What the task requires:
Extract every line where the string "this" appears.

Stored rows:

========

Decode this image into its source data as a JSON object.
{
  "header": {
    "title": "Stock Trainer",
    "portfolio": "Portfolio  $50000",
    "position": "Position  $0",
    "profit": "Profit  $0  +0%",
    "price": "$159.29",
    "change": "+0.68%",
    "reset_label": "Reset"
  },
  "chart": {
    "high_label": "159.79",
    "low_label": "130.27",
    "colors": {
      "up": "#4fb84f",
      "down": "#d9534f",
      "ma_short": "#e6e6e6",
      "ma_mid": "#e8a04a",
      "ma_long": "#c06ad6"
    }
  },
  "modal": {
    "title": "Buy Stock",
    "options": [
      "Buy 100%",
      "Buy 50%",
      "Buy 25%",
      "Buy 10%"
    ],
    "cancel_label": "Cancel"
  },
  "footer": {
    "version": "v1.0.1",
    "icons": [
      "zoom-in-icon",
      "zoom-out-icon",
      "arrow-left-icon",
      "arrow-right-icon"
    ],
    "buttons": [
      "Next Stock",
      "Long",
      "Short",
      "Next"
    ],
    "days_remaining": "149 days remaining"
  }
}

========

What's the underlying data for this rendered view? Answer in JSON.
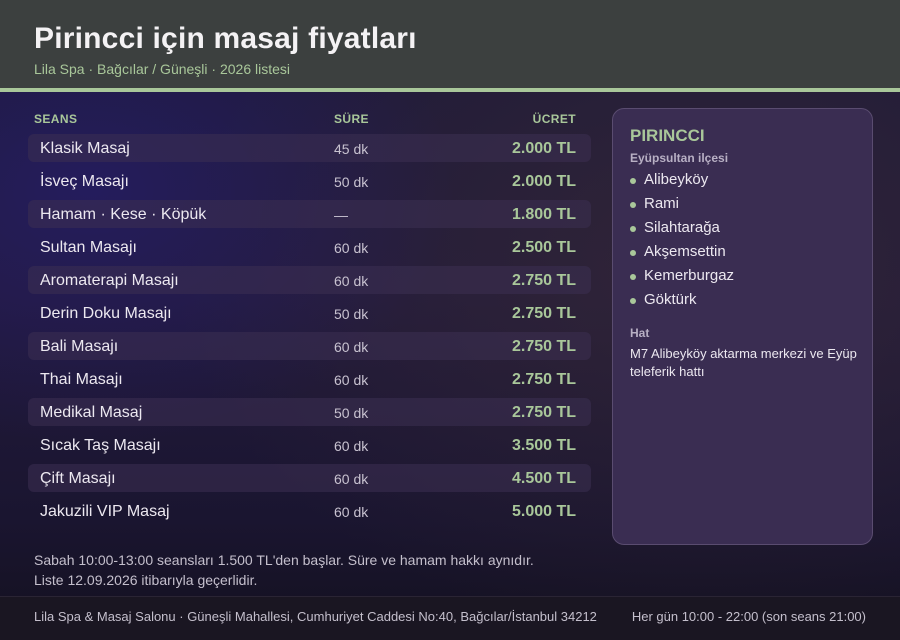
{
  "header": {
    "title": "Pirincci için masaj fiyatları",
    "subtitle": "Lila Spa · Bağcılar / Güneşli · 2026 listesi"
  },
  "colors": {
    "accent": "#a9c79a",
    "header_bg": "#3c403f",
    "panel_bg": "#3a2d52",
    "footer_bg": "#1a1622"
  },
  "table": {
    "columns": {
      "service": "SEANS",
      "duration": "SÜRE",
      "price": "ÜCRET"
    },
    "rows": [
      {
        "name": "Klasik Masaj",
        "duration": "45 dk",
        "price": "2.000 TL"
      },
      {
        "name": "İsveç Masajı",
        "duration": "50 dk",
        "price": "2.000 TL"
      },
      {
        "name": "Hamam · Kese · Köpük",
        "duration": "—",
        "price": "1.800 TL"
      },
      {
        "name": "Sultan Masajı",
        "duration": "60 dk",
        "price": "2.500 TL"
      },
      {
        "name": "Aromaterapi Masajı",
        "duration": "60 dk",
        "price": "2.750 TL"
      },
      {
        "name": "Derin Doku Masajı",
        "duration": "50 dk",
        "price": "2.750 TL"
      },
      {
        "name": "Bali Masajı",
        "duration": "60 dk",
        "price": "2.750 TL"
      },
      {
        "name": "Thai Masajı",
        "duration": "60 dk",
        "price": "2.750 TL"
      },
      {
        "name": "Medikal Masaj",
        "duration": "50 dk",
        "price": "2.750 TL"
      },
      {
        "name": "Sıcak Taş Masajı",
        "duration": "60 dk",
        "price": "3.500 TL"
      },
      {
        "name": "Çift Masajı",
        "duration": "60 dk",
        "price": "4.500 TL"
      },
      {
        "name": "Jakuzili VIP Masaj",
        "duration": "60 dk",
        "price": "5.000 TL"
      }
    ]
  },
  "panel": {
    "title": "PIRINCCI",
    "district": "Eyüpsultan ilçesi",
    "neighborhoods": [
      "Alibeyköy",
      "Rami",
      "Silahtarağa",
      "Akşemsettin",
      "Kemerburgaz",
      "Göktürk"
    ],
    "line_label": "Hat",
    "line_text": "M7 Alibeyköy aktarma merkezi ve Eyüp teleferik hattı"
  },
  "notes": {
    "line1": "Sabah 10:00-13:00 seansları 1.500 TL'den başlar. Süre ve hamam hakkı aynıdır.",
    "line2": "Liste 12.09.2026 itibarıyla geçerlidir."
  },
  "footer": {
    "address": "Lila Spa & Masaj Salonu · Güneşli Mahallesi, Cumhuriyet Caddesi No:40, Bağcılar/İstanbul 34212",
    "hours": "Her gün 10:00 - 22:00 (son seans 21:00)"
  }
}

========

Solution to the exercise:
Decode this image into its source data as a JSON object.
What's the underlying data for this rendered view? Answer in JSON.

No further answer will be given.